start

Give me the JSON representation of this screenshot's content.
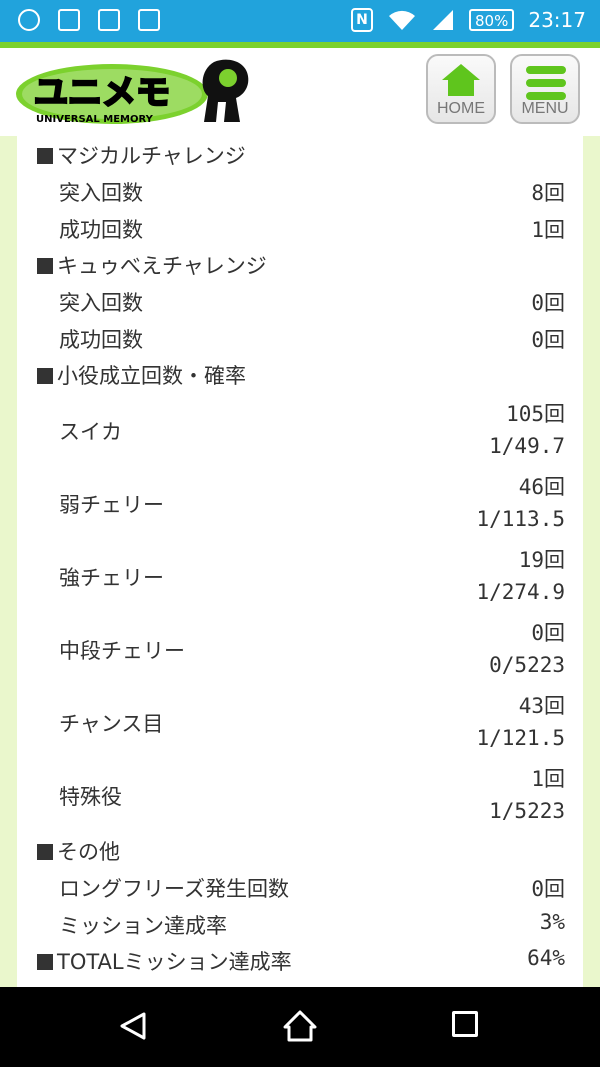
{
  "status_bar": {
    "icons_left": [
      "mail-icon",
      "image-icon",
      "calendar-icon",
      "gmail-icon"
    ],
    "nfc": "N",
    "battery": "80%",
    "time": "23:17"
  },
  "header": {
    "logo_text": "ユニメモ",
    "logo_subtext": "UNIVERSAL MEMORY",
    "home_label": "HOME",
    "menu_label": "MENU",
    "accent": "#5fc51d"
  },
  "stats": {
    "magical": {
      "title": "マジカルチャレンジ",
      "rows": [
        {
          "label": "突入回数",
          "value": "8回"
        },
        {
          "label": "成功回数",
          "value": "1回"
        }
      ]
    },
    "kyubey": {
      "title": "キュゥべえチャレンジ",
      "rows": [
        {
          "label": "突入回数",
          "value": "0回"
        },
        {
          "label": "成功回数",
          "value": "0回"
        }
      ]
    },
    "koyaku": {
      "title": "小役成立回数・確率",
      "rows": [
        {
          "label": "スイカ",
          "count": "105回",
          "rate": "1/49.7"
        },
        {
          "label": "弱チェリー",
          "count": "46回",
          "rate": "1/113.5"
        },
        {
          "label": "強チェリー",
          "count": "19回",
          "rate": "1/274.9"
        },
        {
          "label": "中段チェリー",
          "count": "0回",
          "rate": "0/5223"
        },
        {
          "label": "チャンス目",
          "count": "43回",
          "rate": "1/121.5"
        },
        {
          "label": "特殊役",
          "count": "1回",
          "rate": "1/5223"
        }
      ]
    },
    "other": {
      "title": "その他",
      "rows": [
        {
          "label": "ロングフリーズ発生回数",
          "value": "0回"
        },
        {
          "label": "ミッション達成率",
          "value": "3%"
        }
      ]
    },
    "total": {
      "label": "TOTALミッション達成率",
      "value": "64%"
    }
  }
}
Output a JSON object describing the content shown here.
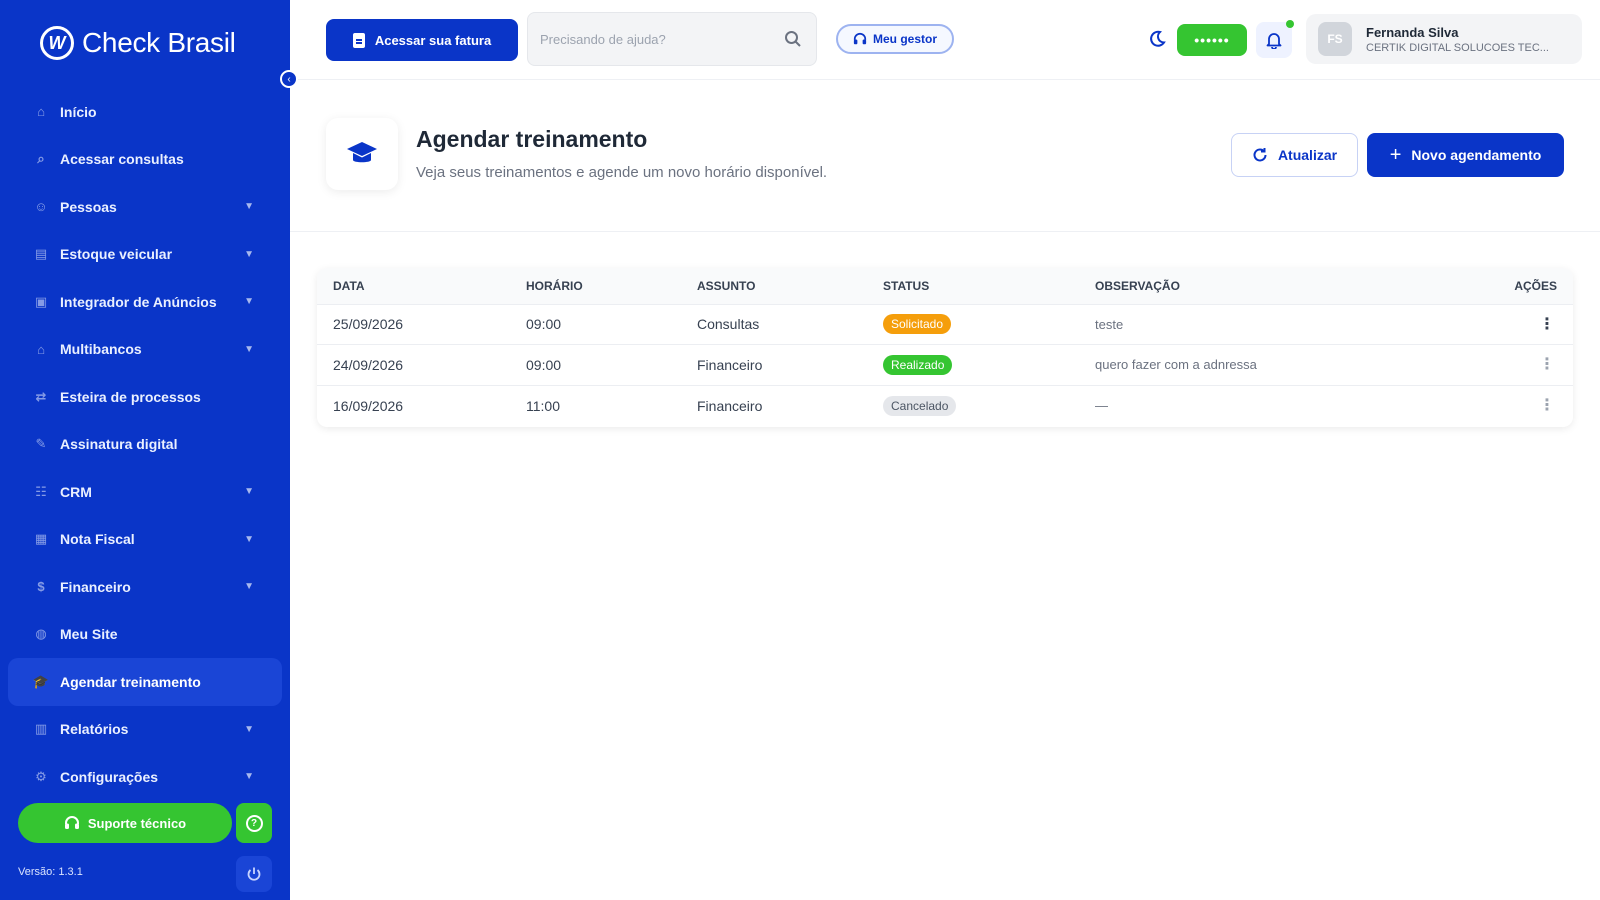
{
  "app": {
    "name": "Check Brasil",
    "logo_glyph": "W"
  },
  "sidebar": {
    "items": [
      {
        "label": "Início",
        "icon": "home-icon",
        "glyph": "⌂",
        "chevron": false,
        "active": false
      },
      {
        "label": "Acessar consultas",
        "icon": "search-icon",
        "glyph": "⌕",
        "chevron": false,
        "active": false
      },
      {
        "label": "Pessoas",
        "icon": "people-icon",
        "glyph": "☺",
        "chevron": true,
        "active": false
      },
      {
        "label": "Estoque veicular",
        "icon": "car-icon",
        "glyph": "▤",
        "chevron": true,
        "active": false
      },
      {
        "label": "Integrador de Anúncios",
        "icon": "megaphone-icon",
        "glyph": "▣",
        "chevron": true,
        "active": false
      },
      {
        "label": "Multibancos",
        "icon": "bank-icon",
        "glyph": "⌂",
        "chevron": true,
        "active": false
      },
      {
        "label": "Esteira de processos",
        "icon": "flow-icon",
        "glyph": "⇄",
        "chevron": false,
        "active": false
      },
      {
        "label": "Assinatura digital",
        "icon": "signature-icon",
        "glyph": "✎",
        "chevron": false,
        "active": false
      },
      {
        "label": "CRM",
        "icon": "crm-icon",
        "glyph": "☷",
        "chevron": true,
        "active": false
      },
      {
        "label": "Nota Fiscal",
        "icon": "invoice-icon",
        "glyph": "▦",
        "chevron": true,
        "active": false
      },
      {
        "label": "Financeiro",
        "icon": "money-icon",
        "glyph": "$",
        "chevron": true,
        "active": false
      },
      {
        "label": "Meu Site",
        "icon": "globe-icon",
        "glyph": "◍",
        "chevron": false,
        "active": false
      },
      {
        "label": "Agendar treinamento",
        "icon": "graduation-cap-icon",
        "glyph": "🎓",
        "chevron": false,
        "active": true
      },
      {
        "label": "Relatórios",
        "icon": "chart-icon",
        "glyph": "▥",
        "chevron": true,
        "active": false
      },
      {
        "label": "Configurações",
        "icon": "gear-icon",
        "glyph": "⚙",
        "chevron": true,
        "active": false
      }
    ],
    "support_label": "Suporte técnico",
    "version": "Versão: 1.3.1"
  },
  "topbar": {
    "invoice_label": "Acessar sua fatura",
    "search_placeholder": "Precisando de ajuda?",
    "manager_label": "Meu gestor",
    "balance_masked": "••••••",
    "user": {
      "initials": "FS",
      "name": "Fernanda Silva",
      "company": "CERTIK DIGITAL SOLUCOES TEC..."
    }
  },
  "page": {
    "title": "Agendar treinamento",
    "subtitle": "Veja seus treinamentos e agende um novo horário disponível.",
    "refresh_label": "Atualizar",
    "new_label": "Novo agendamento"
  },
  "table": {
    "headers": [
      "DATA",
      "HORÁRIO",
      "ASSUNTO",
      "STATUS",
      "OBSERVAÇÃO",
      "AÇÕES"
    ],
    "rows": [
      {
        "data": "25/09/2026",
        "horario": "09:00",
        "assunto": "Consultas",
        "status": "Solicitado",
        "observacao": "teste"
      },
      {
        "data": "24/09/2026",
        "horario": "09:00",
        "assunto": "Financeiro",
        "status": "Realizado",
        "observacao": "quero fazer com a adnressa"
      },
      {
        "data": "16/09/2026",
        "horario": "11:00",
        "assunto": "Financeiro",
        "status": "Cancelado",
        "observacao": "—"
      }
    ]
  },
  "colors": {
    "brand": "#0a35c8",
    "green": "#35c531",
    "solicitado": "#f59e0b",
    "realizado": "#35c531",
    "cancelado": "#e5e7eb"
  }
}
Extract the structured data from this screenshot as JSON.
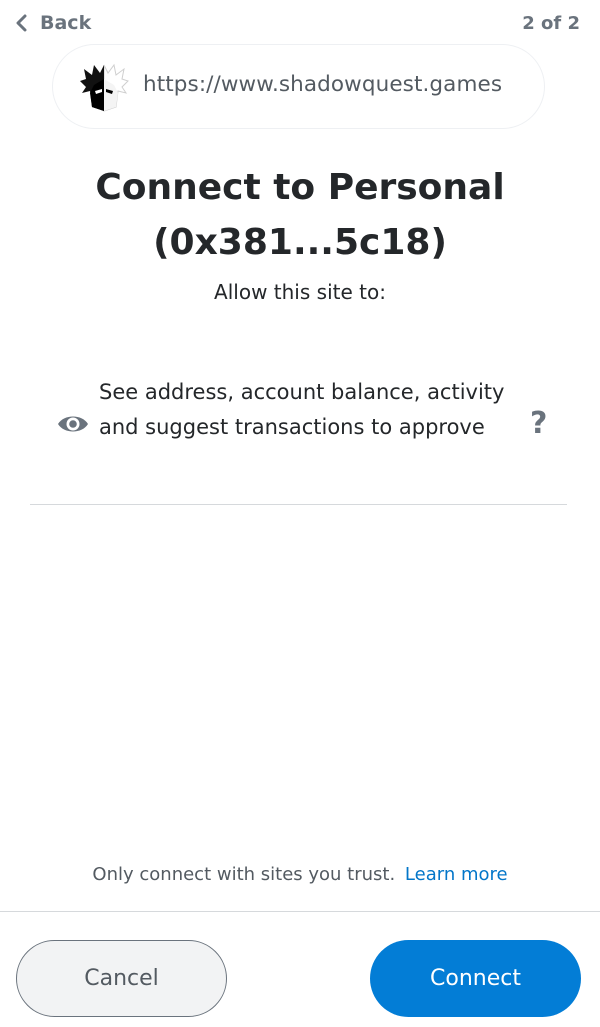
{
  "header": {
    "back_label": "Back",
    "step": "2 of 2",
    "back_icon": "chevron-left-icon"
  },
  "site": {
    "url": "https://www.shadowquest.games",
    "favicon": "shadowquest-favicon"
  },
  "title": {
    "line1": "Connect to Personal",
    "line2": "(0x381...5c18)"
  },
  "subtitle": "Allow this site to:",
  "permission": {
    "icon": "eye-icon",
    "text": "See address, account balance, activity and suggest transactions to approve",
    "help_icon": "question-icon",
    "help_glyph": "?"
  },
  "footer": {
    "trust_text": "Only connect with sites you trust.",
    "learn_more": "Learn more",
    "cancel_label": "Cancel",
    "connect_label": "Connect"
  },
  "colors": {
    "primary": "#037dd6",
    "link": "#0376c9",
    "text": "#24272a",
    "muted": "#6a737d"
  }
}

end

→ Task objective:
Copy out every line from the data above that has "rate" in it.

→ Problem solution:
          "rate": "1/49.7"
          "rate": "1/113.5"
          "rate": "1/274.9"
          "rate": "0/5223"
          "rate": "1/121.5"
          "rate": "1/5223"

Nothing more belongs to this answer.